* **GIVEN TASK**: Repeat all of the material exactly as given.

* **INFORMATION SHOWN**:

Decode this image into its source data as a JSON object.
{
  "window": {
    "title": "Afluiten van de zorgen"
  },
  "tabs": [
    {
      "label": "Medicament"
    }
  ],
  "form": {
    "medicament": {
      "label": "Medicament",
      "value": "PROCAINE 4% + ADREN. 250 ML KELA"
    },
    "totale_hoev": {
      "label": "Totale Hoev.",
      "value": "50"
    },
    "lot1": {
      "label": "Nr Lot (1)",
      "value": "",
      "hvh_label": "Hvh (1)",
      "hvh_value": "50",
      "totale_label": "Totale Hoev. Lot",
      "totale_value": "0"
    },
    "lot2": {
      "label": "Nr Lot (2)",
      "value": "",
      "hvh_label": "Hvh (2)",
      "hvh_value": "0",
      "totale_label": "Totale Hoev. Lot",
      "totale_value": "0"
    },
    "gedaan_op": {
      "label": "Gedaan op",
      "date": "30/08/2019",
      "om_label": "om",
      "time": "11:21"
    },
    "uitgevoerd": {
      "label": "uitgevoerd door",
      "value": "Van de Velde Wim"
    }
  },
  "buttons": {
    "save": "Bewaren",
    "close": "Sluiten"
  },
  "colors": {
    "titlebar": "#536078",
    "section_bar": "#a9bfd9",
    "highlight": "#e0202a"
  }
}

* **FINAL RESULT**:
Decode this image into its source data as a JSON object.
{
  "window": {
    "title": "Afluiten van de zorgen"
  },
  "tabs": [
    {
      "label": "Medicament"
    }
  ],
  "form": {
    "medicament": {
      "label": "Medicament",
      "value": "PROCAINE 4% + ADREN. 250 ML KELA"
    },
    "totale_hoev": {
      "label": "Totale Hoev.",
      "value": "50"
    },
    "lot1": {
      "label": "Nr Lot (1)",
      "value": "",
      "hvh_label": "Hvh (1)",
      "hvh_value": "50",
      "totale_label": "Totale Hoev. Lot",
      "totale_value": "0"
    },
    "lot2": {
      "label": "Nr Lot (2)",
      "value": "",
      "hvh_label": "Hvh (2)",
      "hvh_value": "0",
      "totale_label": "Totale Hoev. Lot",
      "totale_value": "0"
    },
    "gedaan_op": {
      "label": "Gedaan op",
      "date": "30/08/2019",
      "om_label": "om",
      "time": "11:21"
    },
    "uitgevoerd": {
      "label": "uitgevoerd door",
      "value": "Van de Velde Wim"
    }
  },
  "buttons": {
    "save": "Bewaren",
    "close": "Sluiten"
  },
  "colors": {
    "titlebar": "#536078",
    "section_bar": "#a9bfd9",
    "highlight": "#e0202a"
  }
}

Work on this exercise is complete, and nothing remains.